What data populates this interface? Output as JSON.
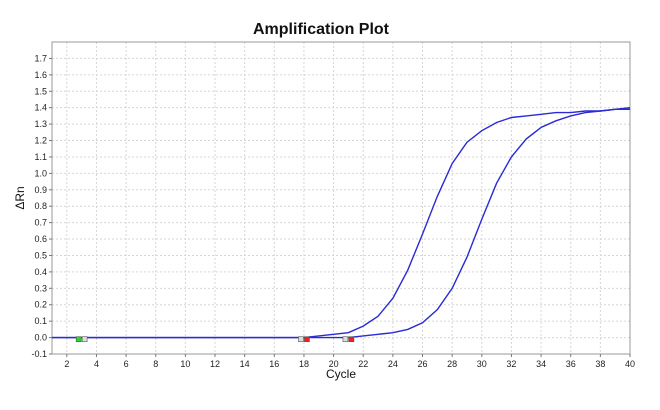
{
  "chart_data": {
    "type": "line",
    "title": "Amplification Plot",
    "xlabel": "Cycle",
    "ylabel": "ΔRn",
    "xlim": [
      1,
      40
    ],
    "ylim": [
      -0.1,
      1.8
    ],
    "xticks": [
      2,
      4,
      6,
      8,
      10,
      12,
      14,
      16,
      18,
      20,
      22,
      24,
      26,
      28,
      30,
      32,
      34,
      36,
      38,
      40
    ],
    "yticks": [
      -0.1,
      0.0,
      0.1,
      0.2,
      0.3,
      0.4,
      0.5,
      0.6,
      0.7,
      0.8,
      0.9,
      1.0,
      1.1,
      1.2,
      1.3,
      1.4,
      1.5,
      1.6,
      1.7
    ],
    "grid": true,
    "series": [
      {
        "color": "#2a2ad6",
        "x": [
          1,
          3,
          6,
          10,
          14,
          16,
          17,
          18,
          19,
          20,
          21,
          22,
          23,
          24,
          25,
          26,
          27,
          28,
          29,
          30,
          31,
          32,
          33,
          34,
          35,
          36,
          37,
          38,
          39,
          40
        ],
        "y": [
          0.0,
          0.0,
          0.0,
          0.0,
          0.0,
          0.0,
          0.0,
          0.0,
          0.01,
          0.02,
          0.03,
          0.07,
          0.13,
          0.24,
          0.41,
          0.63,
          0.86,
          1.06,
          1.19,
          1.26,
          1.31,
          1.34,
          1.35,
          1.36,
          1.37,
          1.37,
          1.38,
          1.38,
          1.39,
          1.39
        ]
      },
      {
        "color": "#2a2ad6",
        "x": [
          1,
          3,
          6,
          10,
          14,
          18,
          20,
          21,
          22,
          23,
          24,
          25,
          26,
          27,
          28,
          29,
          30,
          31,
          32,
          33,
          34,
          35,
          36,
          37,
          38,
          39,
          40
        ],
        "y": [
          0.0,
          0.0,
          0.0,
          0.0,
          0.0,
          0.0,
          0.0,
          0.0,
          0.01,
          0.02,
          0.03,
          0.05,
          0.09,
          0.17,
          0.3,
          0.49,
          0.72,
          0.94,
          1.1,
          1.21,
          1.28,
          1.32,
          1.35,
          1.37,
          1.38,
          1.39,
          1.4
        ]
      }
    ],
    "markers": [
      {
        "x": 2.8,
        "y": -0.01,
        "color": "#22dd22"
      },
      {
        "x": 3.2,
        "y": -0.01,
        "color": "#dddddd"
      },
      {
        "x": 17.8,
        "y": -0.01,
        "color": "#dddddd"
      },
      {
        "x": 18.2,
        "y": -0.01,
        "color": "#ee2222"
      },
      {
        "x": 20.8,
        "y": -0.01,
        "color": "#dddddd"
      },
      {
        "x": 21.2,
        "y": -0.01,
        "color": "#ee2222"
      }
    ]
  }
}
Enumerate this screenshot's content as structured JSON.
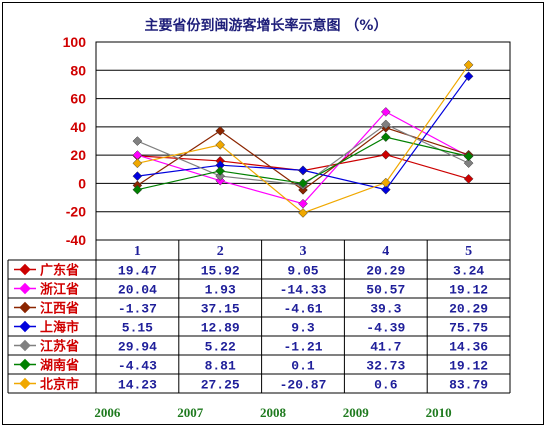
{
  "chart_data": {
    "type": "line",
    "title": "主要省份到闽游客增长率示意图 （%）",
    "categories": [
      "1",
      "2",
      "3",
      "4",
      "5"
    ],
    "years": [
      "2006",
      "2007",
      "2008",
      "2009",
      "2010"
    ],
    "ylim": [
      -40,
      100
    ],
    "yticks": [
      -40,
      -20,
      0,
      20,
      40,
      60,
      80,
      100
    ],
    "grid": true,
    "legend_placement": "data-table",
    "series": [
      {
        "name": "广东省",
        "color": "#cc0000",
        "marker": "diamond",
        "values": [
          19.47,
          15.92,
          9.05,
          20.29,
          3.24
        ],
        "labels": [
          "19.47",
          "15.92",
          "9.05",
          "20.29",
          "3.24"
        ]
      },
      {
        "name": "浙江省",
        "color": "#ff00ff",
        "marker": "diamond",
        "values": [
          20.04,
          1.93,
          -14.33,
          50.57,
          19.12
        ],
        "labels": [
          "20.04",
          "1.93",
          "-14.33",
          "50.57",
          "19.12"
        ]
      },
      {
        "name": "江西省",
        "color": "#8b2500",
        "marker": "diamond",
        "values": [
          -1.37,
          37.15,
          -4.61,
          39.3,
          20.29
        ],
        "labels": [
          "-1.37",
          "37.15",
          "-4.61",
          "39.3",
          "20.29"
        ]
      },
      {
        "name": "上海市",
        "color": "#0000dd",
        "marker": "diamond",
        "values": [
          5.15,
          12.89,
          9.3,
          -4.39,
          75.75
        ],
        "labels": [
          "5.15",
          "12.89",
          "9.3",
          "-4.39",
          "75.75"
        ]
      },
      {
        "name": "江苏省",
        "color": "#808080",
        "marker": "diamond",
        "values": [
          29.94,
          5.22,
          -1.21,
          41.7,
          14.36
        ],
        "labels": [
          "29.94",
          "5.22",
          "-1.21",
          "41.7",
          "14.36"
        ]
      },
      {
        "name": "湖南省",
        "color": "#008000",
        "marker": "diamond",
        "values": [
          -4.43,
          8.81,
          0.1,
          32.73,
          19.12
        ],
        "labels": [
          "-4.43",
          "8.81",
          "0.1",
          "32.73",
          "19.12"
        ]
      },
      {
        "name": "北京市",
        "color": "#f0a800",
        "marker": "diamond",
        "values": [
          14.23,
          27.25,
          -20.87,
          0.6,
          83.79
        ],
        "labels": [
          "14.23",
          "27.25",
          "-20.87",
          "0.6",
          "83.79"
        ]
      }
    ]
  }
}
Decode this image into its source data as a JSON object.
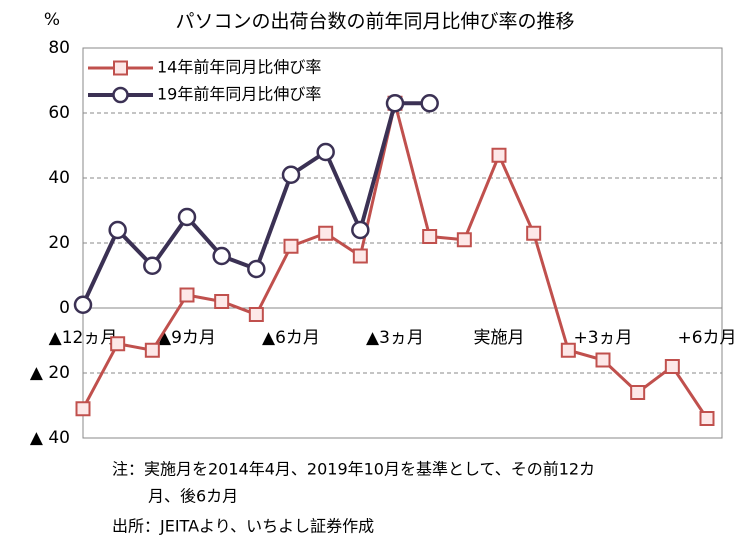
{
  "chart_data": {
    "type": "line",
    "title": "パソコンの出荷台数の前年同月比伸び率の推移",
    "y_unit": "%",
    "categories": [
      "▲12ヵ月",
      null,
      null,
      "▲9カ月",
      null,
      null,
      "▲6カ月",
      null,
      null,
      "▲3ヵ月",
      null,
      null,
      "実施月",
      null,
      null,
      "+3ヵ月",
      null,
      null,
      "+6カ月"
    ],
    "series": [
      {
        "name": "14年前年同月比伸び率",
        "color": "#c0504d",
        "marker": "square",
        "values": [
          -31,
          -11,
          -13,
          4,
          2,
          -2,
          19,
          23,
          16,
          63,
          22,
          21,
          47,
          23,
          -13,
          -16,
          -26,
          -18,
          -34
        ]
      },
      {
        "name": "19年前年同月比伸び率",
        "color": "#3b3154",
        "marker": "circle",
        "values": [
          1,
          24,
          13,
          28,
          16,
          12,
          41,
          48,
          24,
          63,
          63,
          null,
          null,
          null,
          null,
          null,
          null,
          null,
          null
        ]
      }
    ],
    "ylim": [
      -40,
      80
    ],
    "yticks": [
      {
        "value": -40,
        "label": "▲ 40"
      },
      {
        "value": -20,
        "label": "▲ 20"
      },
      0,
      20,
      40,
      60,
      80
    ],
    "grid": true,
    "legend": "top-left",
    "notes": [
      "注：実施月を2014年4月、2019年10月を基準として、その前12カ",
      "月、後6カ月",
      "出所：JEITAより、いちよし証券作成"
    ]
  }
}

■ Request
Show every line from the entries above in which "JSON" appears.

■ Final answer
What data populates this interface? Output as JSON.
Enumerate this screenshot's content as structured JSON.
Decode this image into its source data as a JSON object.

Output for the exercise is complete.